* _Work required_:
Once the pictures are set aside, transcribe the remaining data exactly.

[start Supplied data]

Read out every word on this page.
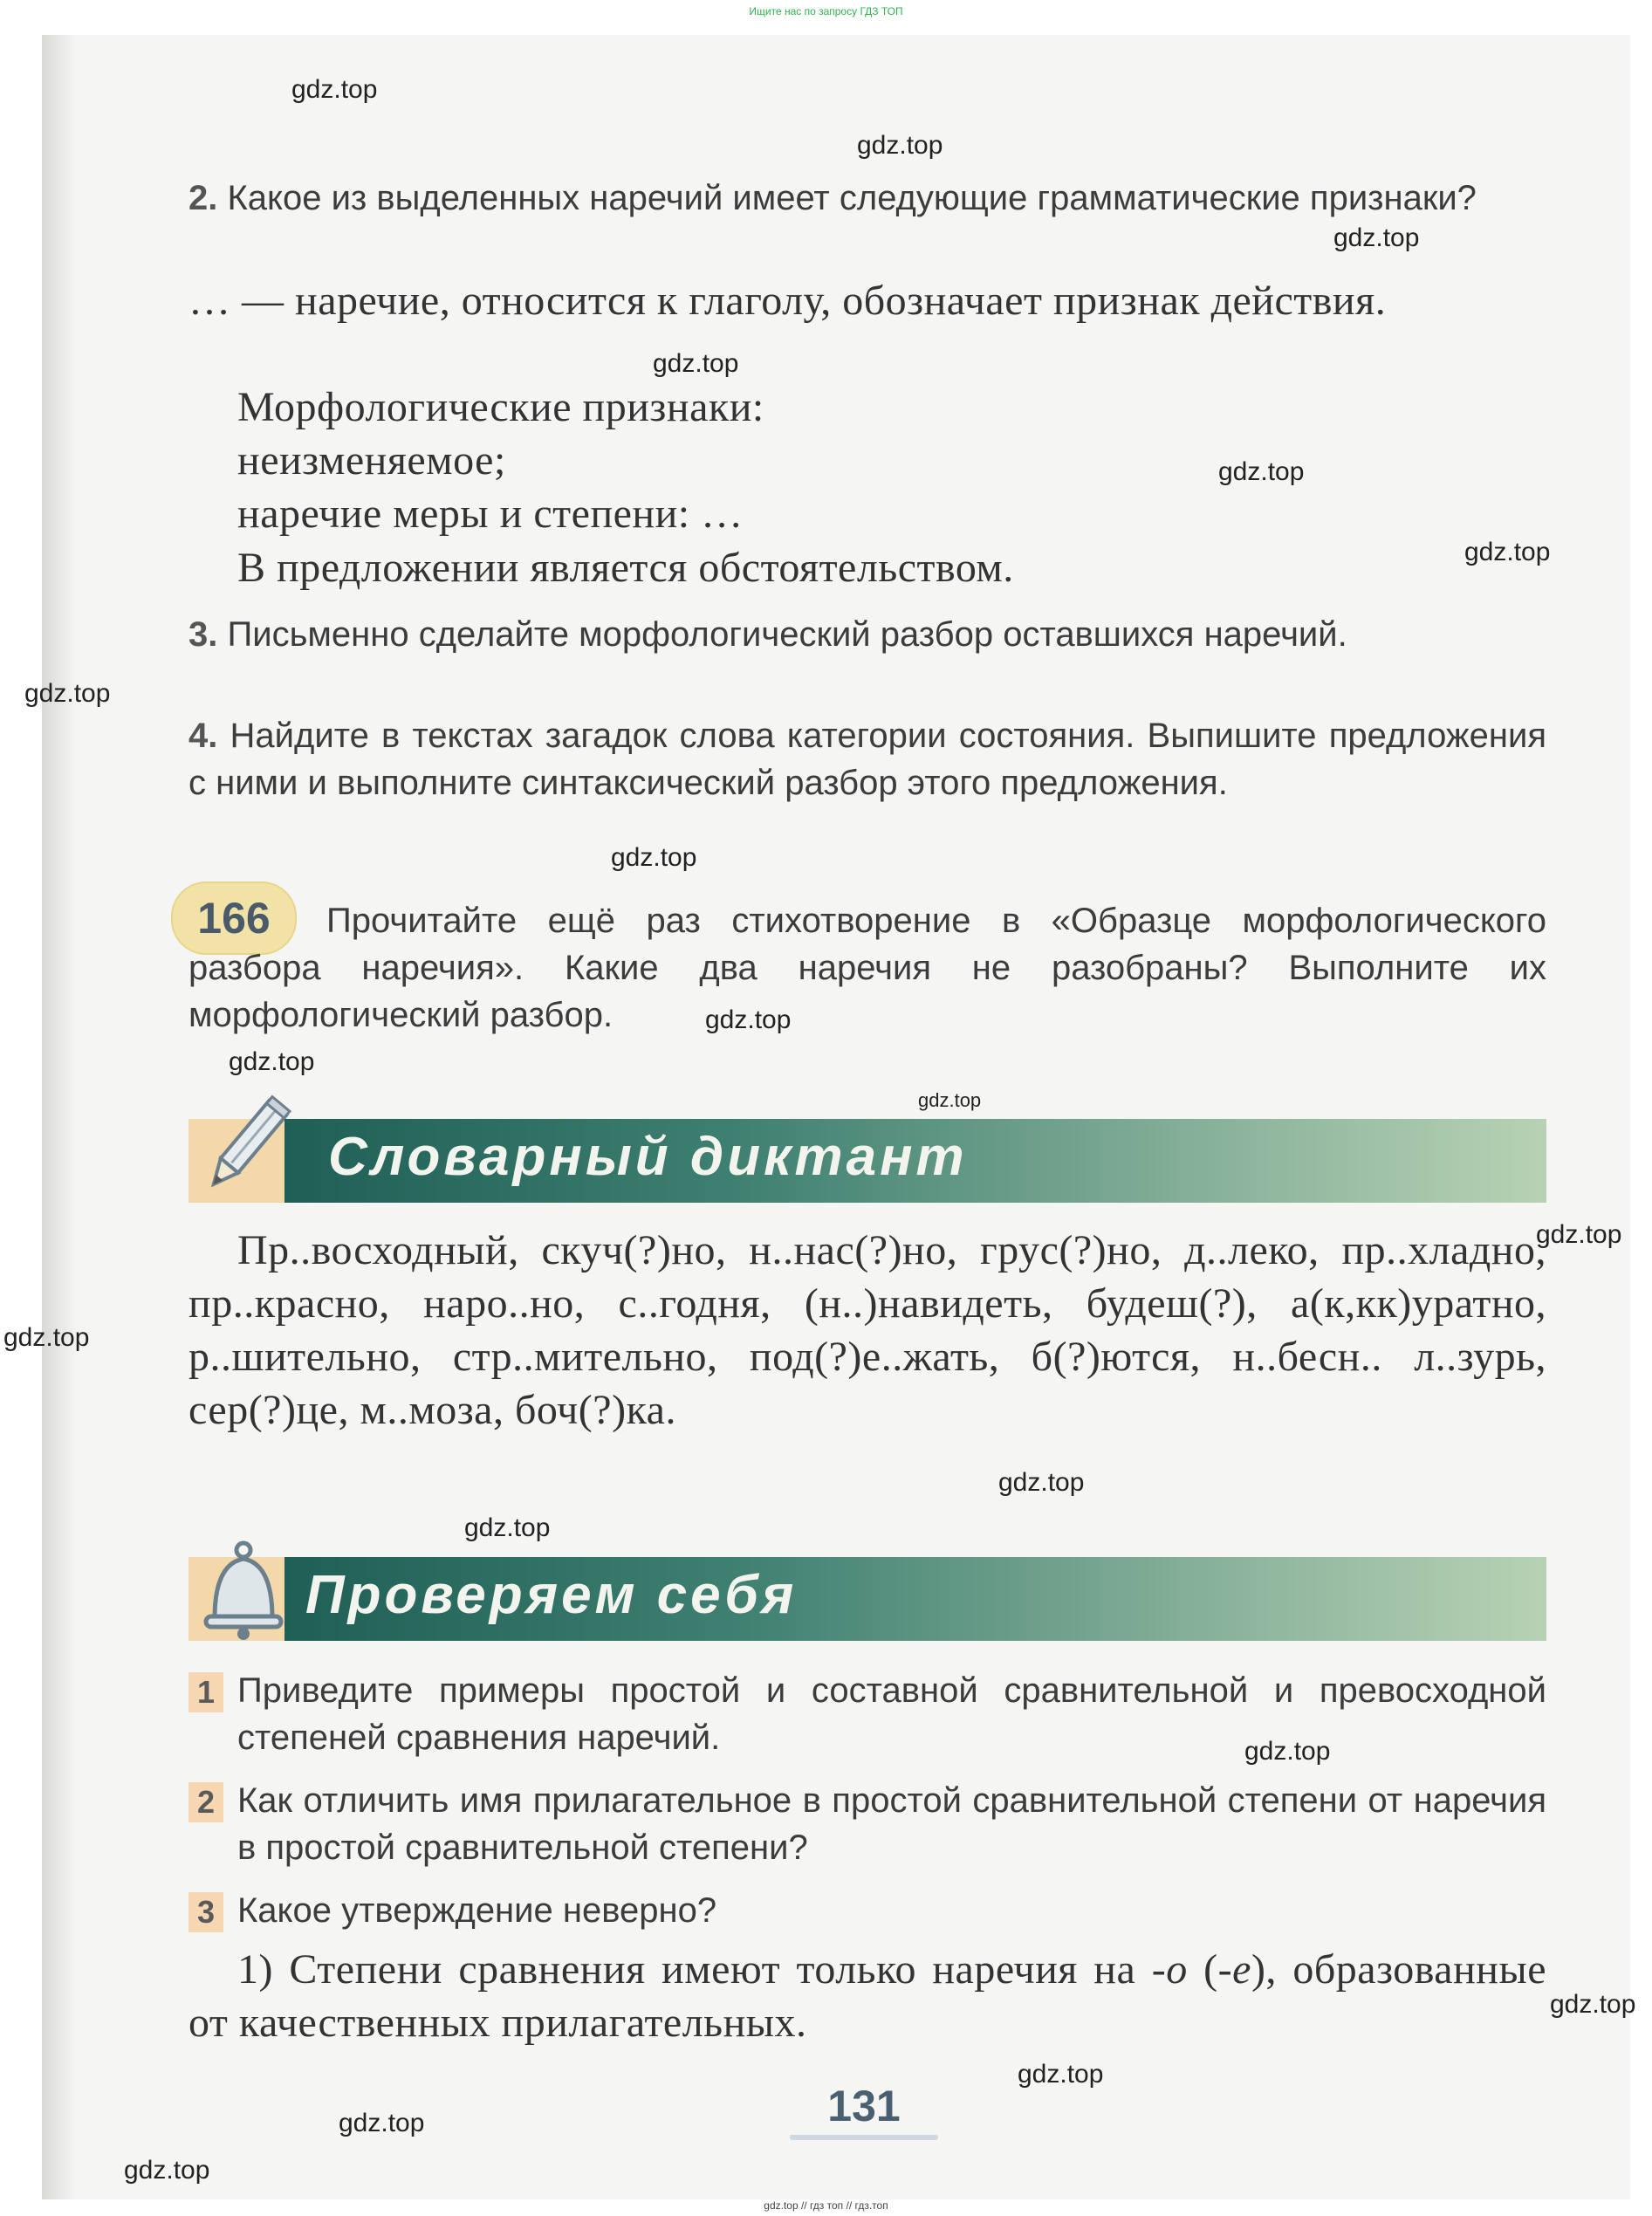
Ищите нас по запросу ГДЗ ТОП
gdz.top
gdz.top
gdz.top
gdz.top
gdz.top
gdz.top
gdz.top
gdz.top
gdz.top
gdz.top
gdz.top
gdz.top
gdz.top
gdz.top
gdz.top
gdz.top
gdz.top
gdz.top
gdz.top
gdz.top
2. Какое из выделенных наречий имеет следующие грамматические признаки?
… — наречие, относится к глаголу, обозначает признак действия.
Морфологические признаки:
неизменяемое;
наречие меры и степени: …
В предложении является обстоятельством.
3. Письменно сделайте морфологический разбор оставшихся наречий.
4. Найдите в текстах загадок слова категории состояния. Выпишите предложения с ними и выполните синтаксический разбор этого предложения.
166	Прочитайте ещё раз стихотворение в «Образце морфологического разбора наречия». Какие два наречия не разобраны? Выполните их морфологический разбор.
Словарный диктант
Пр..восходный, скуч(?)но, н..нас(?)но, грус(?)но, д..леко, пр..хладно, пр..красно, наро..но, с..годня, (н..)навидеть, будеш(?), а(к,кк)уратно, р..шительно, стр..мительно, под(?)е..жать, б(?)ются, н..бесн.. л..зурь, сер(?)це, м..моза, боч(?)ка.
Проверяем себя
1 Приведите примеры простой и составной сравнительной и превосходной степеней сравнения наречий.
2 Как отличить имя прилагательное в простой сравнительной степени от наречия в простой сравнительной степени?
3 Какое утверждение неверно?
1) Степени сравнения имеют только наречия на -о (-е), образованные от качественных прилагательных.
131
gdz.top // гдз топ // гдз.топ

[end Supplied data]

* _Correct response_:
Read out every word on this page.
Ищите нас по запросу ГДЗ ТОП
gdz.top
gdz.top
gdz.top
gdz.top
gdz.top
gdz.top
gdz.top
gdz.top
gdz.top
gdz.top
gdz.top
gdz.top
gdz.top
gdz.top
gdz.top
gdz.top
gdz.top
gdz.top
gdz.top
gdz.top
2. Какое из выделенных наречий имеет следующие грамматические признаки?
… — наречие, относится к глаголу, обозначает признак действия.
Морфологические признаки:
неизменяемое;
наречие меры и степени: …
В предложении является обстоятельством.
3. Письменно сделайте морфологический разбор оставшихся наречий.
4. Найдите в текстах загадок слова категории состояния. Выпишите предложения с ними и выполните синтаксический разбор этого предложения.
166	Прочитайте ещё раз стихотворение в «Образце морфологического разбора наречия». Какие два наречия не разобраны? Выполните их морфологический разбор.
Словарный диктант
Пр..восходный, скуч(?)но, н..нас(?)но, грус(?)но, д..леко, пр..хладно, пр..красно, наро..но, с..годня, (н..)навидеть, будеш(?), а(к,кк)уратно, р..шительно, стр..мительно, под(?)е..жать, б(?)ются, н..бесн.. л..зурь, сер(?)це, м..моза, боч(?)ка.
Проверяем себя
1 Приведите примеры простой и составной сравнительной и превосходной степеней сравнения наречий.
2 Как отличить имя прилагательное в простой сравнительной степени от наречия в простой сравнительной степени?
3 Какое утверждение неверно?
1) Степени сравнения имеют только наречия на -о (-е), образованные от качественных прилагательных.
131
gdz.top // гдз топ // гдз.топ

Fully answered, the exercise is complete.